*Directive:* From the entries that follow, list every line in which the string "determinant" appears.

(Figure record extracts)
----------

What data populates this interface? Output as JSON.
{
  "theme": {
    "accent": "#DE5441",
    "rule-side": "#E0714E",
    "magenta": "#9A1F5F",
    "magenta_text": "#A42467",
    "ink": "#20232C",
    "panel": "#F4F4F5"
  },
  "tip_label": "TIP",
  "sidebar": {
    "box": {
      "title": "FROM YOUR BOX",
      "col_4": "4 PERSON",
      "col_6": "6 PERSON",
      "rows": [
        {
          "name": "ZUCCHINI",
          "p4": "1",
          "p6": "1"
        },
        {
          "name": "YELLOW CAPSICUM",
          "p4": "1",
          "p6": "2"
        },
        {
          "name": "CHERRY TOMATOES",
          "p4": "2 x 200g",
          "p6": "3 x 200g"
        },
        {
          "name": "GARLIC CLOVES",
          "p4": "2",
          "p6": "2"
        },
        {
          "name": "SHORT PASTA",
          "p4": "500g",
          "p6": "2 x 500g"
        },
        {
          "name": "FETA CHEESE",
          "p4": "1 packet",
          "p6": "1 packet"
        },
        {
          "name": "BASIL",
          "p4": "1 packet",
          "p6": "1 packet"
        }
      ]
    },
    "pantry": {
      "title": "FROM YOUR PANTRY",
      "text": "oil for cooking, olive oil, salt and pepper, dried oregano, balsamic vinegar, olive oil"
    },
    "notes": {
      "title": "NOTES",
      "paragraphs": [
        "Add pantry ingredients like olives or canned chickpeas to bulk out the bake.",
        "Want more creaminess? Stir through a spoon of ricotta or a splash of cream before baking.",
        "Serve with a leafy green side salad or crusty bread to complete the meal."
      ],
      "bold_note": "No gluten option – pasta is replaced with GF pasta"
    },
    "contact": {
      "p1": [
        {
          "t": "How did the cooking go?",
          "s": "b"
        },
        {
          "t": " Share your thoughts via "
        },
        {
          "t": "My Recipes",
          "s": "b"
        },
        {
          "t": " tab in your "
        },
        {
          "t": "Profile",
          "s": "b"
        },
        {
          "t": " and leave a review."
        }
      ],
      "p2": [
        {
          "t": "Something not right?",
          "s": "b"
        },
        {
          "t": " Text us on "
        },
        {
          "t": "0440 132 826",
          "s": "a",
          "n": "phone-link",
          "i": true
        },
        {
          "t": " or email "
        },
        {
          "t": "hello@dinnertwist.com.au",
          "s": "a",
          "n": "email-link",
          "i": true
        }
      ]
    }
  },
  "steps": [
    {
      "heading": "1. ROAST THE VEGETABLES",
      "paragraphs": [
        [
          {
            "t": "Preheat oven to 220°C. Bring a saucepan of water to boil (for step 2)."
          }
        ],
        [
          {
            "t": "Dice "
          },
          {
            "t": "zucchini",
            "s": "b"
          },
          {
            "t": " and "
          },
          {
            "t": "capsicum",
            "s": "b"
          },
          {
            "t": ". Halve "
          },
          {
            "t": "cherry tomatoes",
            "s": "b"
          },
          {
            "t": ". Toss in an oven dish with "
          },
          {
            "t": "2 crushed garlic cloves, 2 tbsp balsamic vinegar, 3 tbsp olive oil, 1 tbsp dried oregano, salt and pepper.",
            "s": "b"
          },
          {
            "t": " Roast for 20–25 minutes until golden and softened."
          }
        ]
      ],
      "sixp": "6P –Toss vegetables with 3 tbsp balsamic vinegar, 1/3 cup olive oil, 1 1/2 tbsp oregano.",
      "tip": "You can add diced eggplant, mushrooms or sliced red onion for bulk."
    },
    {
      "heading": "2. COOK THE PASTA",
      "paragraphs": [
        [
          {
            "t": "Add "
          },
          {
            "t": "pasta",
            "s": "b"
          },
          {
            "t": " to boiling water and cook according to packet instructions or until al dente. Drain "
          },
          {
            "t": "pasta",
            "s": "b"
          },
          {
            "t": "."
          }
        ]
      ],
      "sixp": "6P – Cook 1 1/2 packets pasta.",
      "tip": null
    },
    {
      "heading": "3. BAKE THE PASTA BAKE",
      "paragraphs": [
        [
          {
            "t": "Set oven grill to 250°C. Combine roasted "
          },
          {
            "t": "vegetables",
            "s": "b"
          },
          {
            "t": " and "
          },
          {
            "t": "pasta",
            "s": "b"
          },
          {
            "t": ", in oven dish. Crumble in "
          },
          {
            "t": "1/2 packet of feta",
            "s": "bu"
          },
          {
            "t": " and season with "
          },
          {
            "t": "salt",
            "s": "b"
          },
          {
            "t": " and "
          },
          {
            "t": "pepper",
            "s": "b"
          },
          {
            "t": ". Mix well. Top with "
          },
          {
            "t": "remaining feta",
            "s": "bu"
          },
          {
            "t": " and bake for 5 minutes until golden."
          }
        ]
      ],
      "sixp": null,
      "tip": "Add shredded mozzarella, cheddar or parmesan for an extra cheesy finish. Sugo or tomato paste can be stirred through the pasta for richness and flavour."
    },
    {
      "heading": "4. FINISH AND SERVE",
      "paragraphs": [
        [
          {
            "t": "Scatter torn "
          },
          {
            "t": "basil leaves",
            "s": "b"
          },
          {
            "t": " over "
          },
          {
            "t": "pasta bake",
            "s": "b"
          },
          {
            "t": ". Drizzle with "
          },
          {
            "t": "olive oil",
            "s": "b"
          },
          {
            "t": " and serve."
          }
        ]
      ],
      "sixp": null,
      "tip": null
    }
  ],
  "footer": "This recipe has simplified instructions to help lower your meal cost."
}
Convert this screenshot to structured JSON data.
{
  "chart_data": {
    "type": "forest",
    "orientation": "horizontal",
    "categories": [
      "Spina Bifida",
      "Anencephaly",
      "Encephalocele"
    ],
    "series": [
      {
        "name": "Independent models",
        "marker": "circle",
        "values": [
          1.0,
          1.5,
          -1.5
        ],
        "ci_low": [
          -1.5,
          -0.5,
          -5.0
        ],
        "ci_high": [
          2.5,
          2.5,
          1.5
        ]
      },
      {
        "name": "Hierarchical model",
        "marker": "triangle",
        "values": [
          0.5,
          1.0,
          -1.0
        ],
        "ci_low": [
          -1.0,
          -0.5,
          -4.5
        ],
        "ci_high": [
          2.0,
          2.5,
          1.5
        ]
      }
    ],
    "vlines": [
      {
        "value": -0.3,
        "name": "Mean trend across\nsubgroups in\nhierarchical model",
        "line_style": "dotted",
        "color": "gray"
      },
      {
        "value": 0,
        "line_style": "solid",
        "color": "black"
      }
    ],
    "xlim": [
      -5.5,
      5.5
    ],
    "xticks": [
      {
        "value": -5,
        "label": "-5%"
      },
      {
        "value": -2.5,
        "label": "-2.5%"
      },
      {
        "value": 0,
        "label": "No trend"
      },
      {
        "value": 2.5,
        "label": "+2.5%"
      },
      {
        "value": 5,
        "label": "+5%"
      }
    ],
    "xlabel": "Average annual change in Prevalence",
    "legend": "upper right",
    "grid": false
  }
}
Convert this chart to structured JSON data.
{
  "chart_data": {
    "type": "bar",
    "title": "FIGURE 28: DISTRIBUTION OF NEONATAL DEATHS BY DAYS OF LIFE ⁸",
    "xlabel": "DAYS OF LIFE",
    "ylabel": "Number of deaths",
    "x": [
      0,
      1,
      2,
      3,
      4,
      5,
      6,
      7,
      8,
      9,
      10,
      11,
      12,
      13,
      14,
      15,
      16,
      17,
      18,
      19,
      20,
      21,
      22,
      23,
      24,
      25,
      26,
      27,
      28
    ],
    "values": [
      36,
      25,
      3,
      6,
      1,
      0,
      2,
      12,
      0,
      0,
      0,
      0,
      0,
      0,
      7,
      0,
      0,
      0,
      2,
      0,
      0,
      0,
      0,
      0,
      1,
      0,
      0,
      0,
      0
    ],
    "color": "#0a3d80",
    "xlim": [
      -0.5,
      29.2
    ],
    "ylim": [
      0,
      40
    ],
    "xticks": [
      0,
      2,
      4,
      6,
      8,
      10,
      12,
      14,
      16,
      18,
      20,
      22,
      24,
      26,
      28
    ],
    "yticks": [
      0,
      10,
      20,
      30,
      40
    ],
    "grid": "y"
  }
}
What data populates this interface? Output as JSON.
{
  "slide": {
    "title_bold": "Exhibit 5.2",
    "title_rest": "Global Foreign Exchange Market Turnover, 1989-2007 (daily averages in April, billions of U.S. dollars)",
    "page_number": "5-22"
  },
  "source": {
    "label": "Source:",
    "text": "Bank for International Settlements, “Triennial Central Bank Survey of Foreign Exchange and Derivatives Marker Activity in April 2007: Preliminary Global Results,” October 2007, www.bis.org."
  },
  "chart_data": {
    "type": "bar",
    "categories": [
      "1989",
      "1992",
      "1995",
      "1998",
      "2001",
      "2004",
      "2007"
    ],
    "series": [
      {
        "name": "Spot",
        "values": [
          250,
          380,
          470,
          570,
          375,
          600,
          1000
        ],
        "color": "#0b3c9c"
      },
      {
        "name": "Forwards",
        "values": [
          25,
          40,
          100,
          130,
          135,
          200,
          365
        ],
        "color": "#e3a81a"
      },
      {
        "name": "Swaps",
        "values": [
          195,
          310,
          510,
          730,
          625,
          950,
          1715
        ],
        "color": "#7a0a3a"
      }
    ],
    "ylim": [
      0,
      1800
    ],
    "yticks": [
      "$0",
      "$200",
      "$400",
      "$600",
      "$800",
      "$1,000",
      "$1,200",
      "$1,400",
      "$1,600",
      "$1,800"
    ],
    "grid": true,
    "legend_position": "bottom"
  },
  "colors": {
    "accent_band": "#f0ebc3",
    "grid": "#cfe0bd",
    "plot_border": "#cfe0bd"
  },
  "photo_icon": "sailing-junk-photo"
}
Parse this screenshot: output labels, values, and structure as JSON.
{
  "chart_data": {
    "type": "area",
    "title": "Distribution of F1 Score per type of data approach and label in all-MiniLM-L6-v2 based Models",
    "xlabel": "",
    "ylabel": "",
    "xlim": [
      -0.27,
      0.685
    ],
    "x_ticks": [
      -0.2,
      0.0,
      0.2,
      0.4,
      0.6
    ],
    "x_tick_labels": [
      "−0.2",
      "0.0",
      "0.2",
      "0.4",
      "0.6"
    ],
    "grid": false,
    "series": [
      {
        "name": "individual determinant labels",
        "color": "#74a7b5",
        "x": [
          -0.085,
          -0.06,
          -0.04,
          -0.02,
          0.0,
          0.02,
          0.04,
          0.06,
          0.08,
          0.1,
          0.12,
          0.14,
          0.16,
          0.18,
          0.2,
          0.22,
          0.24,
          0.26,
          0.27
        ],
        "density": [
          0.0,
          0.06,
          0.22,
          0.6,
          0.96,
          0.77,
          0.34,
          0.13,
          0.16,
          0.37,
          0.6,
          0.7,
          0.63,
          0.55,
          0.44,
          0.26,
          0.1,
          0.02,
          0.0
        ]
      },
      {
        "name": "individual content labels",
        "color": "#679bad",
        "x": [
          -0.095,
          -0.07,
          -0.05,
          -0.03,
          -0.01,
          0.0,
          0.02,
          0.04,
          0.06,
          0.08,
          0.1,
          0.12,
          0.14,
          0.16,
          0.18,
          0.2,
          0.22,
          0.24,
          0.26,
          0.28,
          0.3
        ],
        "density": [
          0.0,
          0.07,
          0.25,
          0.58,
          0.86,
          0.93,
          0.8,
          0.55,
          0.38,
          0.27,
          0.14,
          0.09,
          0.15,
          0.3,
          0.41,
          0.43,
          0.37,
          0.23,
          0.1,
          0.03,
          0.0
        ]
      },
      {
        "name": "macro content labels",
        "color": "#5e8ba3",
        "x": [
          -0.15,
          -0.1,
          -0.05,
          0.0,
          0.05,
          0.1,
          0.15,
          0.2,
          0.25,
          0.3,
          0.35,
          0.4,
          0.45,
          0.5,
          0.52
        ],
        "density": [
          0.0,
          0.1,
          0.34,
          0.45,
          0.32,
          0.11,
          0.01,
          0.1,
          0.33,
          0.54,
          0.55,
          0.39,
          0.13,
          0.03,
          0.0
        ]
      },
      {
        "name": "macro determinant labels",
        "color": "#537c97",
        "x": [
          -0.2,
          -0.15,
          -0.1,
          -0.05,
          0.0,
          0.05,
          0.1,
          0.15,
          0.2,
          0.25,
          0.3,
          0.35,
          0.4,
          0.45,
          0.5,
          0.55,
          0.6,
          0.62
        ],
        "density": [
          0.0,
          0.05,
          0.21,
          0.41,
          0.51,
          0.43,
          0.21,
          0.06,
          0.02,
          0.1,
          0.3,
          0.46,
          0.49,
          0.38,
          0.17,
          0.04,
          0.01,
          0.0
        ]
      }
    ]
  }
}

----------

*Exercise answer:*
        "name": "individual determinant labels",
        "name": "macro determinant labels",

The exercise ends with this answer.